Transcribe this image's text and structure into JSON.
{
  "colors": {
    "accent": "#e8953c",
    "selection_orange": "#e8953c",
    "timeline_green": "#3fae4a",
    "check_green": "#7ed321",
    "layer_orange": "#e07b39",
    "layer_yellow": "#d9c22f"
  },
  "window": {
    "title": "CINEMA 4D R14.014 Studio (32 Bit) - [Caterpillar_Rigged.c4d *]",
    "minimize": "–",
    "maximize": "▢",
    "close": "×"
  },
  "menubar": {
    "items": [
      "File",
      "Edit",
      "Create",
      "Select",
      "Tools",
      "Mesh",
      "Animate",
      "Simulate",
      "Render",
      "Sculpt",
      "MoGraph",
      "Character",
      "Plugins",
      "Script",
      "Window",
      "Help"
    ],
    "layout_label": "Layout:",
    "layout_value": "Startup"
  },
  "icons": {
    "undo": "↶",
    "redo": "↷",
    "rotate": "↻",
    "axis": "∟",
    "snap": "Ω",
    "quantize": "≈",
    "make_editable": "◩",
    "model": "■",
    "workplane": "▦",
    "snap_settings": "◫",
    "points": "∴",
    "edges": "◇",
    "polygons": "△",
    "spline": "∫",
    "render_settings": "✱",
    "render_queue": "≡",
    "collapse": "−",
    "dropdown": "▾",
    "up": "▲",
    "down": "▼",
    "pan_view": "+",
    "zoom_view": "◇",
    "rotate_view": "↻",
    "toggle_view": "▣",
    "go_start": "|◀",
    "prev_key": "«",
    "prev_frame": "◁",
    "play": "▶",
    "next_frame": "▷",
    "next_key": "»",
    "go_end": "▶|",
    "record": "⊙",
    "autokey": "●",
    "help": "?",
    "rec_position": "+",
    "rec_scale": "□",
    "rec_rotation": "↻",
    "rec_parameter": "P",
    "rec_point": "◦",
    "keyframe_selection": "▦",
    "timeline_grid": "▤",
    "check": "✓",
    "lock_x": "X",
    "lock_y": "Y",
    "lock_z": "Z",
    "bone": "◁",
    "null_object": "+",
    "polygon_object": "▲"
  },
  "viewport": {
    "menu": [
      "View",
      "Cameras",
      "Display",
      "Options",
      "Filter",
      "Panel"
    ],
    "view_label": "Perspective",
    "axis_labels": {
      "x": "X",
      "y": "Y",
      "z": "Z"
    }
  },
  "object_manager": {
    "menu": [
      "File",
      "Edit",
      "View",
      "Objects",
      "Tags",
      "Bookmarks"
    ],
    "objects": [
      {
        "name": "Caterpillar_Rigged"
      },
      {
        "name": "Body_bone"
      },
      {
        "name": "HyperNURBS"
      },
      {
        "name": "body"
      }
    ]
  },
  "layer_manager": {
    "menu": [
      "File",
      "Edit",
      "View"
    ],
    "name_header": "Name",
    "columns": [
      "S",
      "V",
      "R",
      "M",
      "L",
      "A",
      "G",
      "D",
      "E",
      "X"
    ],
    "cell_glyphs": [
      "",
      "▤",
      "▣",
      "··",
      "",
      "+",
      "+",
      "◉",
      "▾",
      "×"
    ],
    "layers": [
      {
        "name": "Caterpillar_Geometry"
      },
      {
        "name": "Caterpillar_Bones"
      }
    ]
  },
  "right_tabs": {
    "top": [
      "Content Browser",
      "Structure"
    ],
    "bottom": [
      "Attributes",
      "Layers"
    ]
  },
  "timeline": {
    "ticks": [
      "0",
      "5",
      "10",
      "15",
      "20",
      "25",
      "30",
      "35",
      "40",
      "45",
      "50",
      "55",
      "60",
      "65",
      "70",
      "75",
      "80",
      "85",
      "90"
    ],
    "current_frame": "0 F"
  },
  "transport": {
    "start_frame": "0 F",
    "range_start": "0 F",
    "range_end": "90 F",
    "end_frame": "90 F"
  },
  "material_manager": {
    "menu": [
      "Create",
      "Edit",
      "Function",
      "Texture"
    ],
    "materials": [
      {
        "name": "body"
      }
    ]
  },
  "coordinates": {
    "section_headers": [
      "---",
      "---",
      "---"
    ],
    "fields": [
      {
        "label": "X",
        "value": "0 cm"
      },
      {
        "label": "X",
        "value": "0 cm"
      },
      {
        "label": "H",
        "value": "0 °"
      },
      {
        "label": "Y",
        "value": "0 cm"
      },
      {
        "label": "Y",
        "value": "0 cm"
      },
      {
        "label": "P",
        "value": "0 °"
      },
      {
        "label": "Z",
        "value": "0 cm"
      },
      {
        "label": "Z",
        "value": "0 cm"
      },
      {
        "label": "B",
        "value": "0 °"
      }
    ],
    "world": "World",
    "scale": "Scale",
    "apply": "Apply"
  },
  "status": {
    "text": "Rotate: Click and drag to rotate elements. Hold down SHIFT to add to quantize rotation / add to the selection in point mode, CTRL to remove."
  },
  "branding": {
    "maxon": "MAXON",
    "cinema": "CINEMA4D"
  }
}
****************
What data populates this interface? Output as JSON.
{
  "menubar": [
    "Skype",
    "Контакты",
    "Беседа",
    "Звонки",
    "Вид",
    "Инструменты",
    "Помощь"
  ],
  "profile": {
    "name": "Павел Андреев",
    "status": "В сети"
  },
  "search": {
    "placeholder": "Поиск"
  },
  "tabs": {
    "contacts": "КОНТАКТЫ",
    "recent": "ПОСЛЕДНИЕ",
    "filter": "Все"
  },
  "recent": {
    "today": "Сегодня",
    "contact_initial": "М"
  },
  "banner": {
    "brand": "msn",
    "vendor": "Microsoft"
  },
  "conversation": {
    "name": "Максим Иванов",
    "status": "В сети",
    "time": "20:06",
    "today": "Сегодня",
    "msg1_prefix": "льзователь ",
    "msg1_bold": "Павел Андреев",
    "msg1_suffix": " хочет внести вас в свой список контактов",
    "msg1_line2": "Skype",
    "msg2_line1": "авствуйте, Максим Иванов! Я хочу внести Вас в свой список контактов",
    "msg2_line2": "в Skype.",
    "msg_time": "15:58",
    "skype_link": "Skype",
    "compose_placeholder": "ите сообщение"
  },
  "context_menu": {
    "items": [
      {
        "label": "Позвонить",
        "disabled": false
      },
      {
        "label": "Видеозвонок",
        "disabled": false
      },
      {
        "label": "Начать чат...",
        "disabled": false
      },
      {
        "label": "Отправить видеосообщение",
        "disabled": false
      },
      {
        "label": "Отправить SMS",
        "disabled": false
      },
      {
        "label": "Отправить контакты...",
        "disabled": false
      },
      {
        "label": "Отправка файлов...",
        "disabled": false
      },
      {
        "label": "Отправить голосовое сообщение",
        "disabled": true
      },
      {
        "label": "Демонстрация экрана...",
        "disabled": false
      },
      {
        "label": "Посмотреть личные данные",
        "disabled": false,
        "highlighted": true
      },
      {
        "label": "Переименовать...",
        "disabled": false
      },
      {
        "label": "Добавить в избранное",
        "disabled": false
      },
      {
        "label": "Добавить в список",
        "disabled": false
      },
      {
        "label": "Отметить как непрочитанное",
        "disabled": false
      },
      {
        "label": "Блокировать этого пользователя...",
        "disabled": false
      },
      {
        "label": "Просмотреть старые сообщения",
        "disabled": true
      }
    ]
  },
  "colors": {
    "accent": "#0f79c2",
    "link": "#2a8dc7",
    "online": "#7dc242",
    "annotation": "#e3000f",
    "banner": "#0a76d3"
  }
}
****************
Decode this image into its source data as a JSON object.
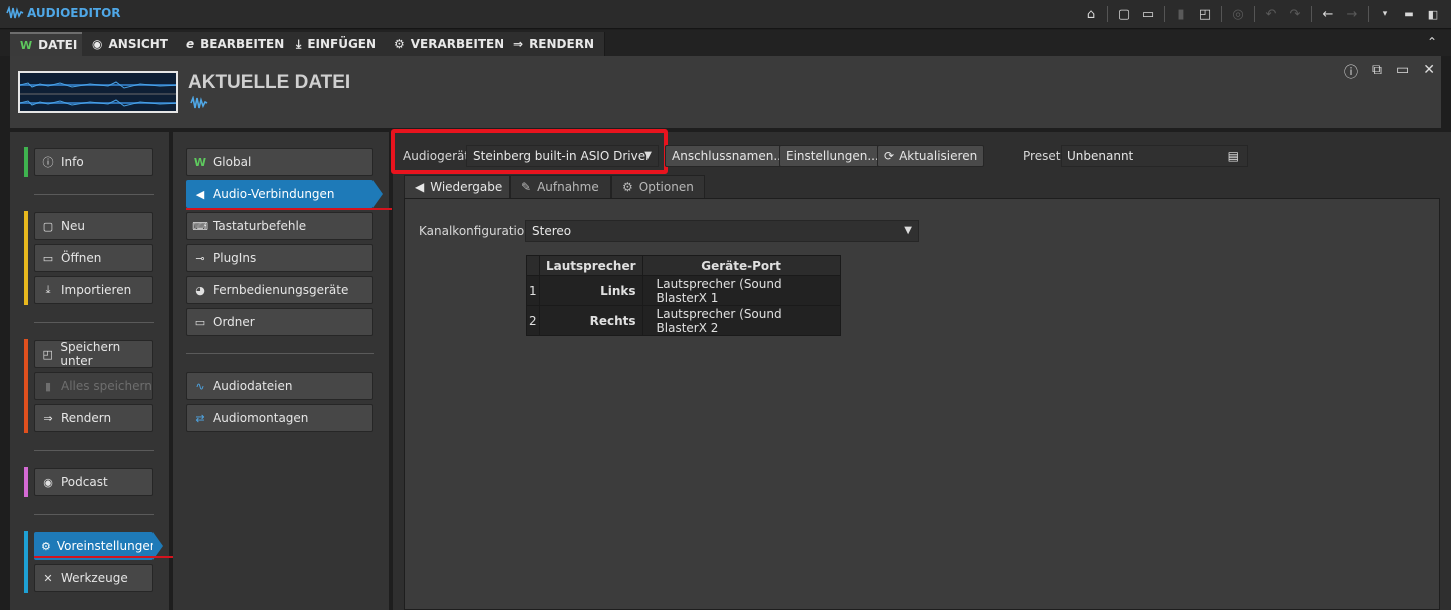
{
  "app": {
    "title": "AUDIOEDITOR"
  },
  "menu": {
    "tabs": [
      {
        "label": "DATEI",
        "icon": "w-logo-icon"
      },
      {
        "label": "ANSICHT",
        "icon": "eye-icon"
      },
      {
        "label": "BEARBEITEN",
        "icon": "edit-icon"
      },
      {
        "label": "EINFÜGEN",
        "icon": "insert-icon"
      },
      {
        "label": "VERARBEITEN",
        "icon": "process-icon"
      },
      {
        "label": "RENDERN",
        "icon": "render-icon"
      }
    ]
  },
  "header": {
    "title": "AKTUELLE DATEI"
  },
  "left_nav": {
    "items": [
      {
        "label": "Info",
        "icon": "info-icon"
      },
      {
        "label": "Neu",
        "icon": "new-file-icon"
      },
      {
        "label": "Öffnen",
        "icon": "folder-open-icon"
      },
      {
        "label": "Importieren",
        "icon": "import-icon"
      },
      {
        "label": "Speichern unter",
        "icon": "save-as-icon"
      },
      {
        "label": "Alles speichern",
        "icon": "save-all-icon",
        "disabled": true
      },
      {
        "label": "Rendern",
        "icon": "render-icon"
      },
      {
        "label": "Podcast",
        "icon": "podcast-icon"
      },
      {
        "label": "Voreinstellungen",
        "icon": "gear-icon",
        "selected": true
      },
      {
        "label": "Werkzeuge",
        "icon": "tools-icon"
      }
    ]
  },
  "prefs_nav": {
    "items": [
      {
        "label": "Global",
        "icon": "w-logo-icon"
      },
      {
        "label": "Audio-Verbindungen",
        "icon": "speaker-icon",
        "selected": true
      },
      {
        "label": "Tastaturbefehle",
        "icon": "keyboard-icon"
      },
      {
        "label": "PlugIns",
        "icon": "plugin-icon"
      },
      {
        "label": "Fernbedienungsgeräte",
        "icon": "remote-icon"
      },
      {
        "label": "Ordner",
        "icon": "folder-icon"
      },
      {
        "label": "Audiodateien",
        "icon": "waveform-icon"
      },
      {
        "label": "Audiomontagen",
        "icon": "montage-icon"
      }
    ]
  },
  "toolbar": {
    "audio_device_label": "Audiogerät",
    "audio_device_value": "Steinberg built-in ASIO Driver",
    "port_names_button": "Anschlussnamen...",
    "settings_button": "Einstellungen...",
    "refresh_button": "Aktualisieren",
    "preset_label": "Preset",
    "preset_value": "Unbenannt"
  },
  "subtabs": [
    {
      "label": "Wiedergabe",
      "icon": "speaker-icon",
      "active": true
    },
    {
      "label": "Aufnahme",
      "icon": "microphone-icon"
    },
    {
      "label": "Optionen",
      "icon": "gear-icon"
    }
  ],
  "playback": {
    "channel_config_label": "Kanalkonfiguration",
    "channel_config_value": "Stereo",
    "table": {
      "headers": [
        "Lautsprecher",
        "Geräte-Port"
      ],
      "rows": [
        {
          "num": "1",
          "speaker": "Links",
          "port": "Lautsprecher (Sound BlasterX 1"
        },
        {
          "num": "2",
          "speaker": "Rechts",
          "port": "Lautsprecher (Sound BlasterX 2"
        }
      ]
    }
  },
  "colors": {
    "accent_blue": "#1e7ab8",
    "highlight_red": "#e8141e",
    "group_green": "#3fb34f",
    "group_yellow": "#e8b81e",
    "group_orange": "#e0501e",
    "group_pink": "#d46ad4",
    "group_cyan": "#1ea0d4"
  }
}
****************
- _Exercise task_: Copy every line of the entries above in which "data" occurs.

- _Finished exercise_:
What data populates this interface? Output as JSON.
Decode this image into its source data as a JSON object.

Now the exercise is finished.